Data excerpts

============================================================

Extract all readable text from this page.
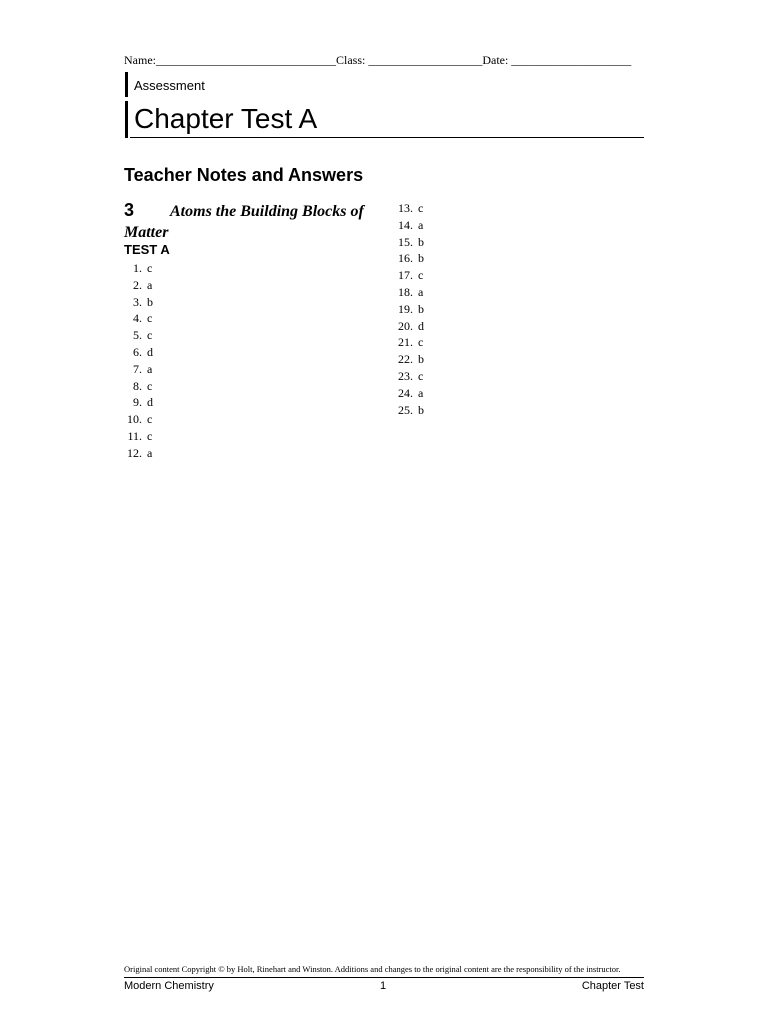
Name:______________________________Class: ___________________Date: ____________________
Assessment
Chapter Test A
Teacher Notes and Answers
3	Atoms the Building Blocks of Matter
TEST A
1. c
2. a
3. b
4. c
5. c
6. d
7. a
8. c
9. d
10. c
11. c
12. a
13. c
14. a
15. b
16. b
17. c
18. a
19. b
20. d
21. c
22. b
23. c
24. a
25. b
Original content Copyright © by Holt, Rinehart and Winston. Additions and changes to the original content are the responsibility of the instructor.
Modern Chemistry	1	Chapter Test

============================================================

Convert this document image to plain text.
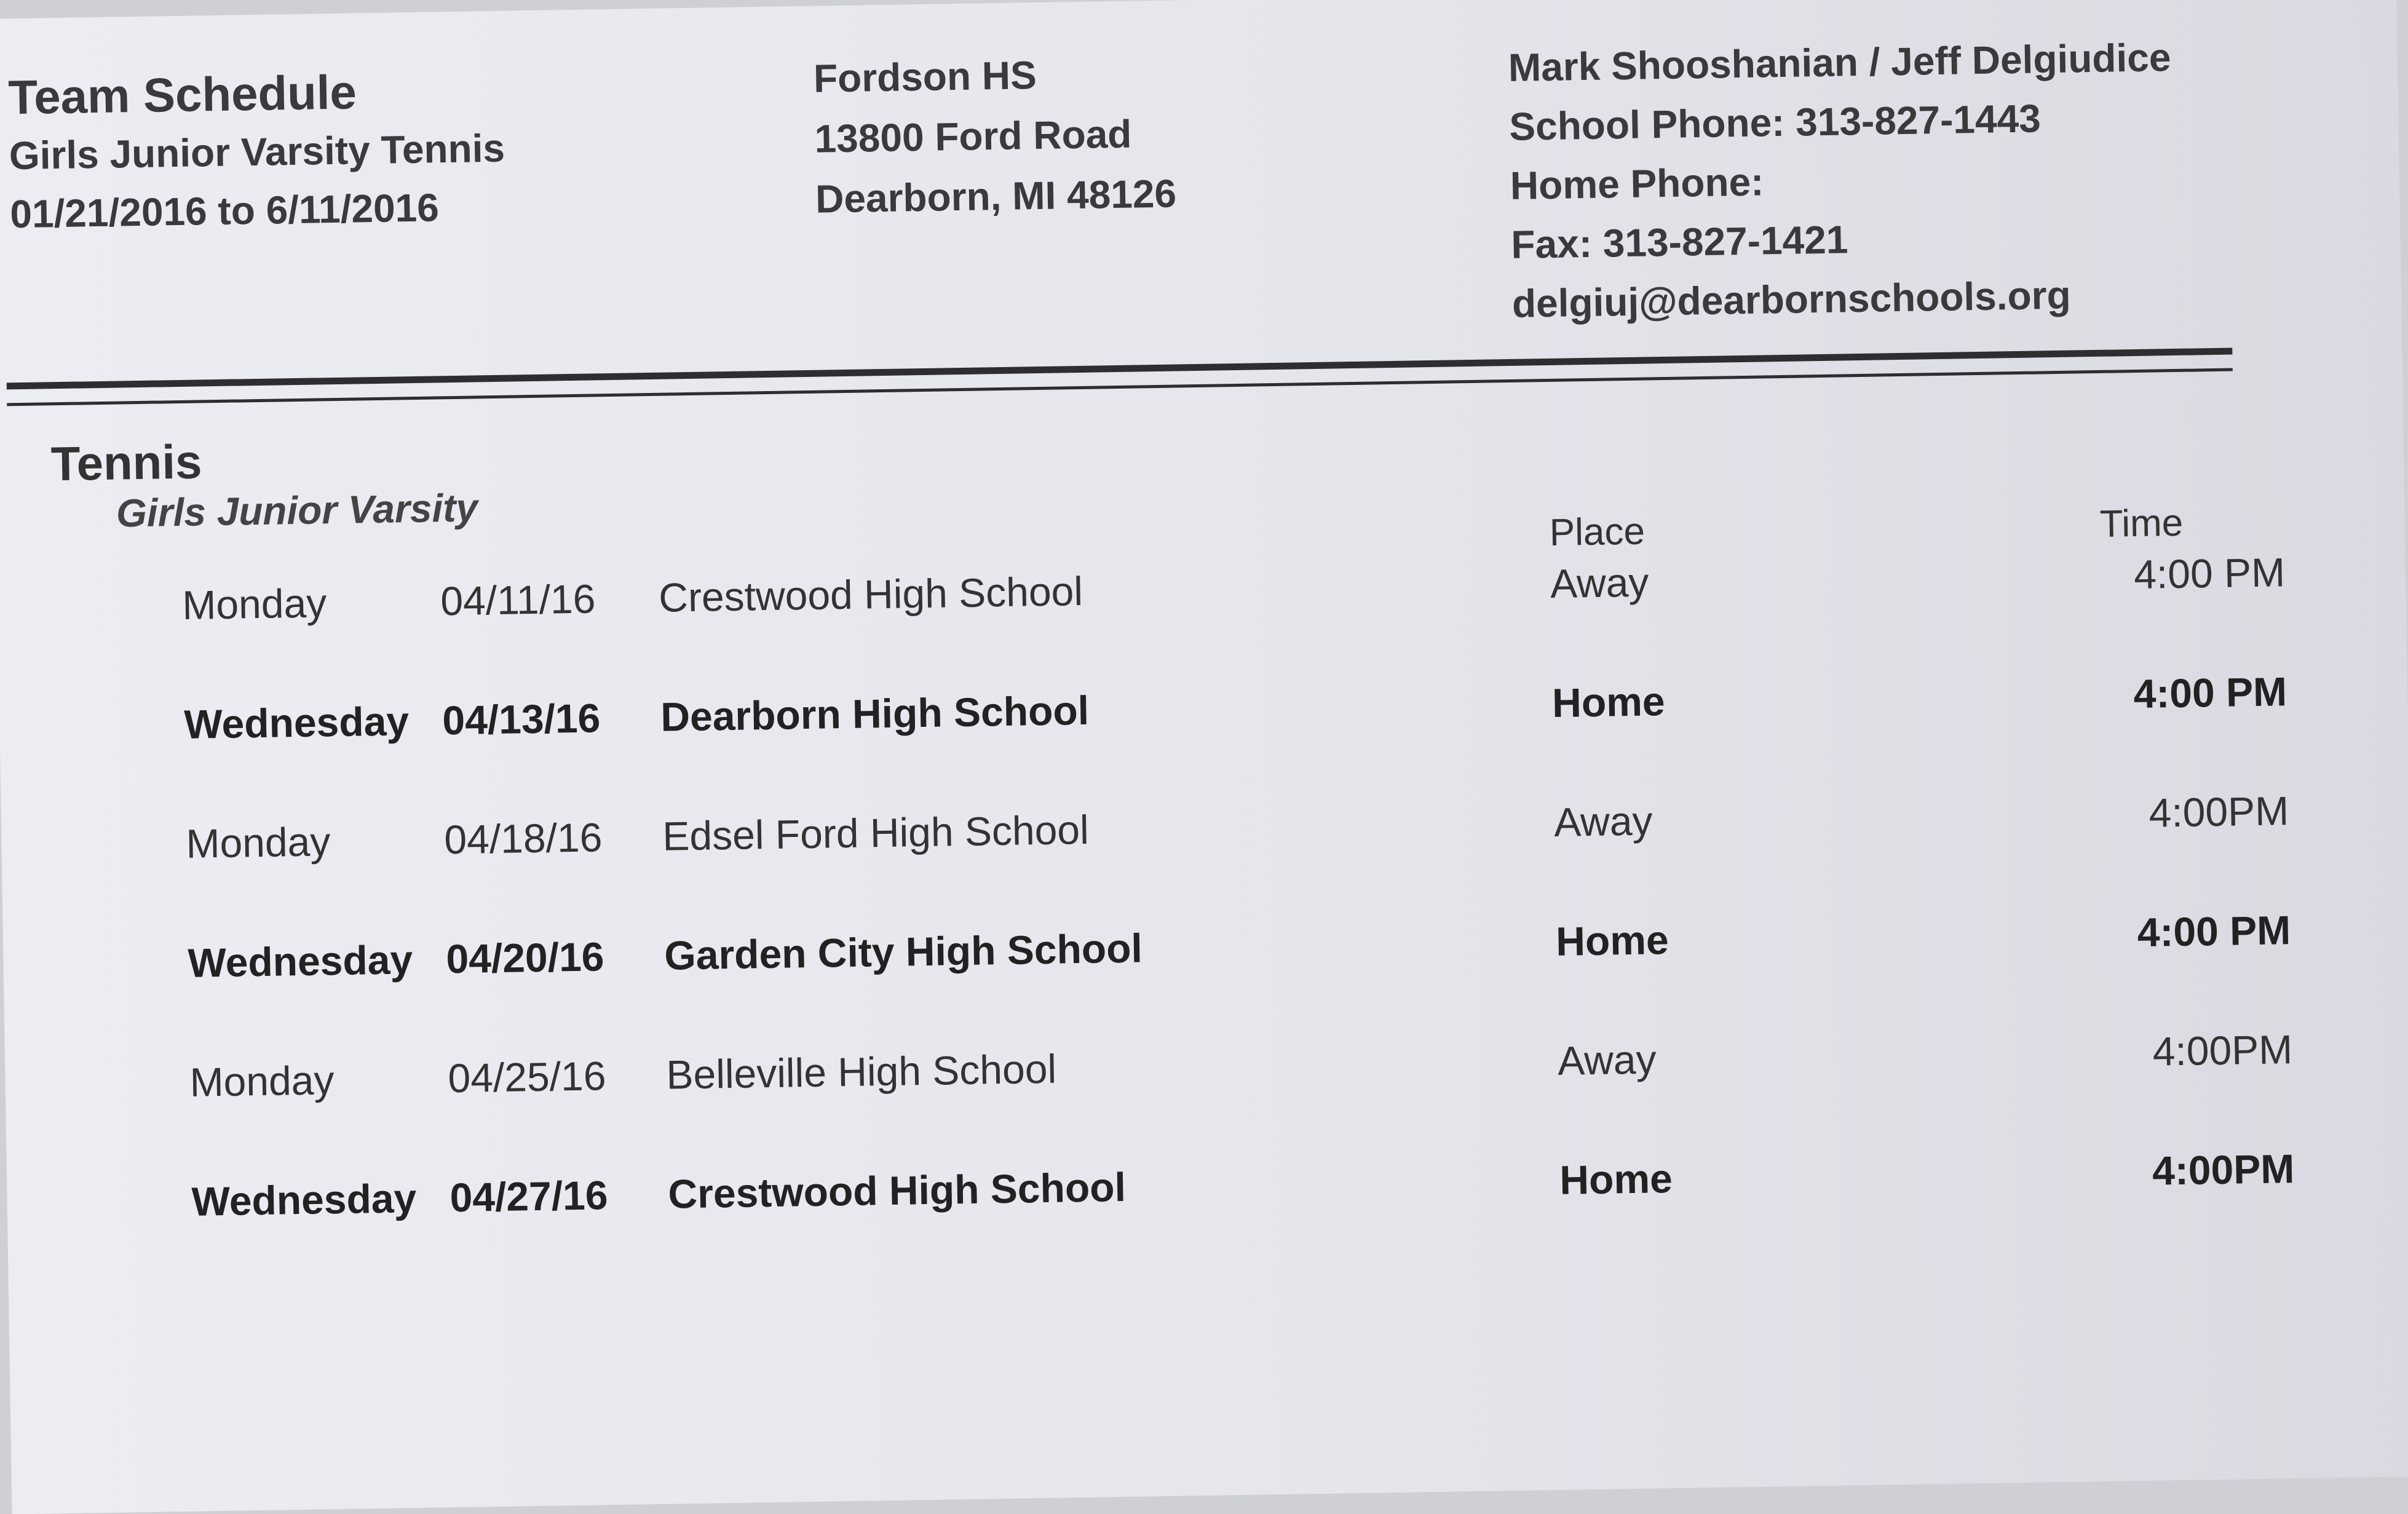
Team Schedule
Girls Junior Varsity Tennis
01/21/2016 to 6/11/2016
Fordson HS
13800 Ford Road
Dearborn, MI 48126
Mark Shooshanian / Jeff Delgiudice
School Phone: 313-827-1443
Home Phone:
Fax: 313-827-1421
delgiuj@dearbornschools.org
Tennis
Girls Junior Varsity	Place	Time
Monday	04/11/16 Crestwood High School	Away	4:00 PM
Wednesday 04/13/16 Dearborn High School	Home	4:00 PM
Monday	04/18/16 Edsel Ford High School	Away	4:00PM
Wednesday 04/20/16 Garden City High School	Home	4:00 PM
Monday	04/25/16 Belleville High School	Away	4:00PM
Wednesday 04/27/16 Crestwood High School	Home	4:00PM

============================================================

#### Exercise directions:
Scan the material above for the string "Home" and report each line where you find it.

#### Output:
Home Phone:
Wednesday 04/13/16 Dearborn High School	Home	4:00 PM
Wednesday 04/20/16 Garden City High School	Home	4:00 PM
Wednesday 04/27/16 Crestwood High School	Home	4:00PM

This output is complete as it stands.